(Directions):
Copy each of the entries below faithfully, setting aside any pictures.

(Material supplied):
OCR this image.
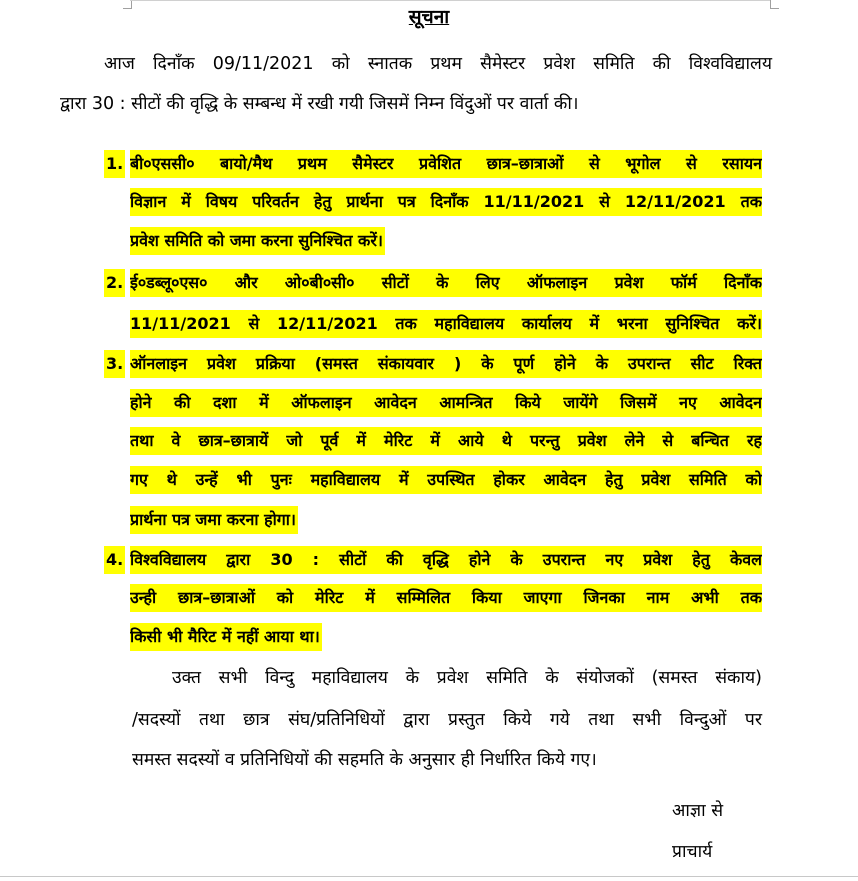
सूचना
आज दिनाँक 09/11/2021 को स्नातक प्रथम सैमेस्टर प्रवेश समिति की विश्वविद्यालय
द्वारा 30 : सीटों की वृद्धि के सम्बन्ध में रखी गयी जिसमें निम्न विंदुओं पर वार्ता की।
1. बी०एससी० बायो/मैथ प्रथम सैमेस्टर प्रवेशित छात्र–छात्राओं से भूगोल से रसायन
विज्ञान में विषय परिवर्तन हेतु प्रार्थना पत्र दिनाँक 11/11/2021 से 12/11/2021 तक
प्रवेश समिति को जमा करना सुनिश्चित करें।
2. ई०डब्लू०एस० और ओ०बी०सी० सीटों के लिए ऑफलाइन प्रवेश फॉर्म दिनाँक
11/11/2021 से 12/11/2021 तक महाविद्यालय कार्यालय में भरना सुनिश्चित करें।
3. ऑनलाइन प्रवेश प्रक्रिया (समस्त संकायवार ) के पूर्ण होने के उपरान्त सीट रिक्त
होने की दशा में ऑफलाइन आवेदन आमन्त्रित किये जायेंगे जिसमें नए आवेदन
तथा वे छात्र–छात्रायें जो पूर्व में मेरिट में आये थे परन्तु प्रवेश लेने से बन्चित रह
गए थे उन्हें भी पुनः महाविद्यालय में उपस्थित होकर आवेदन हेतु प्रवेश समिति को
प्रार्थना पत्र जमा करना होगा।
4. विश्वविद्यालय द्वारा 30 : सीटों की वृद्धि होने के उपरान्त नए प्रवेश हेतु केवल
उन्ही छात्र–छात्राओं को मेरिट में सम्मिलित किया जाएगा जिनका नाम अभी तक
किसी भी मैरिट में नहीं आया था।
उक्त सभी विन्दु महाविद्यालय के प्रवेश समिति के संयोजकों (समस्त संकाय)
/सदस्यों तथा छात्र संघ/प्रतिनिधियों द्वारा प्रस्तुत किये गये तथा सभी विन्दुओं पर
समस्त सदस्यों व प्रतिनिधियों की सहमति के अनुसार ही निर्धारित किये गए।
आज्ञा से
प्राचार्य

(Answer for the task):
OCR this image.
सूचना
आज दिनाँक 09/11/2021 को स्नातक प्रथम सैमेस्टर प्रवेश समिति की विश्वविद्यालय
द्वारा 30 : सीटों की वृद्धि के सम्बन्ध में रखी गयी जिसमें निम्न विंदुओं पर वार्ता की।
1. बी०एससी० बायो/मैथ प्रथम सैमेस्टर प्रवेशित छात्र–छात्राओं से भूगोल से रसायन
विज्ञान में विषय परिवर्तन हेतु प्रार्थना पत्र दिनाँक 11/11/2021 से 12/11/2021 तक
प्रवेश समिति को जमा करना सुनिश्चित करें।
2. ई०डब्लू०एस० और ओ०बी०सी० सीटों के लिए ऑफलाइन प्रवेश फॉर्म दिनाँक
11/11/2021 से 12/11/2021 तक महाविद्यालय कार्यालय में भरना सुनिश्चित करें।
3. ऑनलाइन प्रवेश प्रक्रिया (समस्त संकायवार ) के पूर्ण होने के उपरान्त सीट रिक्त
होने की दशा में ऑफलाइन आवेदन आमन्त्रित किये जायेंगे जिसमें नए आवेदन
तथा वे छात्र–छात्रायें जो पूर्व में मेरिट में आये थे परन्तु प्रवेश लेने से बन्चित रह
गए थे उन्हें भी पुनः महाविद्यालय में उपस्थित होकर आवेदन हेतु प्रवेश समिति को
प्रार्थना पत्र जमा करना होगा।
4. विश्वविद्यालय द्वारा 30 : सीटों की वृद्धि होने के उपरान्त नए प्रवेश हेतु केवल
उन्ही छात्र–छात्राओं को मेरिट में सम्मिलित किया जाएगा जिनका नाम अभी तक
किसी भी मैरिट में नहीं आया था।
उक्त सभी विन्दु महाविद्यालय के प्रवेश समिति के संयोजकों (समस्त संकाय)
/सदस्यों तथा छात्र संघ/प्रतिनिधियों द्वारा प्रस्तुत किये गये तथा सभी विन्दुओं पर
समस्त सदस्यों व प्रतिनिधियों की सहमति के अनुसार ही निर्धारित किये गए।
आज्ञा से
प्राचार्य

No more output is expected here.